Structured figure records
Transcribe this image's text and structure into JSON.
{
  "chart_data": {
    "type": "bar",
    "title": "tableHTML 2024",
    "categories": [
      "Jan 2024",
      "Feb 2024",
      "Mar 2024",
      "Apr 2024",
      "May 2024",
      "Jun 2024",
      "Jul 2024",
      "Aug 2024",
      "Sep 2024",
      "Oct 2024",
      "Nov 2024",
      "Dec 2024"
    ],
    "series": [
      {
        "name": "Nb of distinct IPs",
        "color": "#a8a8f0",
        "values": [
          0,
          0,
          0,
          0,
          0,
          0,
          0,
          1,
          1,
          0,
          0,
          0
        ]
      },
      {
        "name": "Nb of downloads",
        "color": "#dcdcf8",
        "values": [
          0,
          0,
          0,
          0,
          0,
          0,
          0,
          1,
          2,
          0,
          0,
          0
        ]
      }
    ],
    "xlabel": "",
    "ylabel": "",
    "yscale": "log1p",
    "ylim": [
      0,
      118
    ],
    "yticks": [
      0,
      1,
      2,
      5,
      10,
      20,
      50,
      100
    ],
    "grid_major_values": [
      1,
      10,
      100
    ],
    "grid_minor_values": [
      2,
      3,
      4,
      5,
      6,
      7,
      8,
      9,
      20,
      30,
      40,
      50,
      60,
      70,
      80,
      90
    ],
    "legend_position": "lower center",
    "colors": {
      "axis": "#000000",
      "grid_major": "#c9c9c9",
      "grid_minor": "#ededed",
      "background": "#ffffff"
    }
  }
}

● **STATED TASK**
Transcribe each entry exactly.

● **TASK RESULT**
Transcribe this image's text and structure into JSON.
{
  "chart_data": {
    "type": "bar",
    "title": "tableHTML 2024",
    "categories": [
      "Jan 2024",
      "Feb 2024",
      "Mar 2024",
      "Apr 2024",
      "May 2024",
      "Jun 2024",
      "Jul 2024",
      "Aug 2024",
      "Sep 2024",
      "Oct 2024",
      "Nov 2024",
      "Dec 2024"
    ],
    "series": [
      {
        "name": "Nb of distinct IPs",
        "color": "#a8a8f0",
        "values": [
          0,
          0,
          0,
          0,
          0,
          0,
          0,
          1,
          1,
          0,
          0,
          0
        ]
      },
      {
        "name": "Nb of downloads",
        "color": "#dcdcf8",
        "values": [
          0,
          0,
          0,
          0,
          0,
          0,
          0,
          1,
          2,
          0,
          0,
          0
        ]
      }
    ],
    "xlabel": "",
    "ylabel": "",
    "yscale": "log1p",
    "ylim": [
      0,
      118
    ],
    "yticks": [
      0,
      1,
      2,
      5,
      10,
      20,
      50,
      100
    ],
    "grid_major_values": [
      1,
      10,
      100
    ],
    "grid_minor_values": [
      2,
      3,
      4,
      5,
      6,
      7,
      8,
      9,
      20,
      30,
      40,
      50,
      60,
      70,
      80,
      90
    ],
    "legend_position": "lower center",
    "colors": {
      "axis": "#000000",
      "grid_major": "#c9c9c9",
      "grid_minor": "#ededed",
      "background": "#ffffff"
    }
  }
}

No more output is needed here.